[THE DATA]
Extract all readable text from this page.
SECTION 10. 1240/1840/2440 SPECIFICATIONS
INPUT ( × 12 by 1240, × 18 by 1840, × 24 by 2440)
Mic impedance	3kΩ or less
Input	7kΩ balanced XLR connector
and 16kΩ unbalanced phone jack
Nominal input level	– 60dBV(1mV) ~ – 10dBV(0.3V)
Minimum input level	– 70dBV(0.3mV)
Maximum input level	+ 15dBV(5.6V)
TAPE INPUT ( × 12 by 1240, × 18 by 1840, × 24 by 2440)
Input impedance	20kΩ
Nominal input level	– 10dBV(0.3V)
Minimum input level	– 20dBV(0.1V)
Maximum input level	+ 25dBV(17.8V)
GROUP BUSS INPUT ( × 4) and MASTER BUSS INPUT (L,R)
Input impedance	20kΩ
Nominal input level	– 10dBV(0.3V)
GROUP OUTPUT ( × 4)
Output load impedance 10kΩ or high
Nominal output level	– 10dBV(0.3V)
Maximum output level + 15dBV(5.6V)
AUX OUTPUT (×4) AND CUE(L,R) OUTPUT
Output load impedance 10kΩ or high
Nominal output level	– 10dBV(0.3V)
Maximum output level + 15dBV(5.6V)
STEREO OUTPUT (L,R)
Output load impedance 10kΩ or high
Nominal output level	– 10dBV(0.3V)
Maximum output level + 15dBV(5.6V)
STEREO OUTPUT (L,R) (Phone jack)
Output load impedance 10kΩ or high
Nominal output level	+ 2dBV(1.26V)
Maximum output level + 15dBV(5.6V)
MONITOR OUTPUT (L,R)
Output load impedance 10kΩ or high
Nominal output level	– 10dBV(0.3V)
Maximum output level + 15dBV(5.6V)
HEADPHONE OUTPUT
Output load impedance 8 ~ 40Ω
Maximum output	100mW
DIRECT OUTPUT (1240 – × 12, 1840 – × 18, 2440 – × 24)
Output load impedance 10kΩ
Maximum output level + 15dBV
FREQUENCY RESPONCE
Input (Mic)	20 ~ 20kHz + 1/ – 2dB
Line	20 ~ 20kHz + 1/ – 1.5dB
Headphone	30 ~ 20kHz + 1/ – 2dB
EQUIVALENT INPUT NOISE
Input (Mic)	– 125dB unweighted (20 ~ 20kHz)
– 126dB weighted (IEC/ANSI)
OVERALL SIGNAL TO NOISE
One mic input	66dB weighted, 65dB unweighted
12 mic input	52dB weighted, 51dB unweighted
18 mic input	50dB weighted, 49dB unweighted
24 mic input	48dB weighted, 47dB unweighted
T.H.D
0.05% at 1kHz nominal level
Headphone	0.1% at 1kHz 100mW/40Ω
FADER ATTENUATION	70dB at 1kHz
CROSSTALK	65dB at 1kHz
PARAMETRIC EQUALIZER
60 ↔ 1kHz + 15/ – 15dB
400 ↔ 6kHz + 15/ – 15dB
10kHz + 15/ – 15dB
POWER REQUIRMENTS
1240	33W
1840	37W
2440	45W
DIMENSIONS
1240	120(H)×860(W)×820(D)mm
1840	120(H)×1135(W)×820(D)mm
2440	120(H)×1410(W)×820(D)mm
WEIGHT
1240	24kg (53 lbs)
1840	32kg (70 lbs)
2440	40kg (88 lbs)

[BRIEF]
The records above should be returned exactly.

[EXERCISE OUTPUT]
Extract all readable text from this page.
SECTION 10. 1240/1840/2440 SPECIFICATIONS
INPUT ( × 12 by 1240, × 18 by 1840, × 24 by 2440)
Mic impedance	3kΩ or less
Input	7kΩ balanced XLR connector
and 16kΩ unbalanced phone jack
Nominal input level	– 60dBV(1mV) ~ – 10dBV(0.3V)
Minimum input level	– 70dBV(0.3mV)
Maximum input level	+ 15dBV(5.6V)
TAPE INPUT ( × 12 by 1240, × 18 by 1840, × 24 by 2440)
Input impedance	20kΩ
Nominal input level	– 10dBV(0.3V)
Minimum input level	– 20dBV(0.1V)
Maximum input level	+ 25dBV(17.8V)
GROUP BUSS INPUT ( × 4) and MASTER BUSS INPUT (L,R)
Input impedance	20kΩ
Nominal input level	– 10dBV(0.3V)
GROUP OUTPUT ( × 4)
Output load impedance 10kΩ or high
Nominal output level	– 10dBV(0.3V)
Maximum output level + 15dBV(5.6V)
AUX OUTPUT (×4) AND CUE(L,R) OUTPUT
Output load impedance 10kΩ or high
Nominal output level	– 10dBV(0.3V)
Maximum output level + 15dBV(5.6V)
STEREO OUTPUT (L,R)
Output load impedance 10kΩ or high
Nominal output level	– 10dBV(0.3V)
Maximum output level + 15dBV(5.6V)
STEREO OUTPUT (L,R) (Phone jack)
Output load impedance 10kΩ or high
Nominal output level	+ 2dBV(1.26V)
Maximum output level + 15dBV(5.6V)
MONITOR OUTPUT (L,R)
Output load impedance 10kΩ or high
Nominal output level	– 10dBV(0.3V)
Maximum output level + 15dBV(5.6V)
HEADPHONE OUTPUT
Output load impedance 8 ~ 40Ω
Maximum output	100mW
DIRECT OUTPUT (1240 – × 12, 1840 – × 18, 2440 – × 24)
Output load impedance 10kΩ
Maximum output level + 15dBV
FREQUENCY RESPONCE
Input (Mic)	20 ~ 20kHz + 1/ – 2dB
Line	20 ~ 20kHz + 1/ – 1.5dB
Headphone	30 ~ 20kHz + 1/ – 2dB
EQUIVALENT INPUT NOISE
Input (Mic)	– 125dB unweighted (20 ~ 20kHz)
– 126dB weighted (IEC/ANSI)
OVERALL SIGNAL TO NOISE
One mic input	66dB weighted, 65dB unweighted
12 mic input	52dB weighted, 51dB unweighted
18 mic input	50dB weighted, 49dB unweighted
24 mic input	48dB weighted, 47dB unweighted
T.H.D
0.05% at 1kHz nominal level
Headphone	0.1% at 1kHz 100mW/40Ω
FADER ATTENUATION	70dB at 1kHz
CROSSTALK	65dB at 1kHz
PARAMETRIC EQUALIZER
60 ↔ 1kHz + 15/ – 15dB
400 ↔ 6kHz + 15/ – 15dB
10kHz + 15/ – 15dB
POWER REQUIRMENTS
1240	33W
1840	37W
2440	45W
DIMENSIONS
1240	120(H)×860(W)×820(D)mm
1840	120(H)×1135(W)×820(D)mm
2440	120(H)×1410(W)×820(D)mm
WEIGHT
1240	24kg (53 lbs)
1840	32kg (70 lbs)
2440	40kg (88 lbs)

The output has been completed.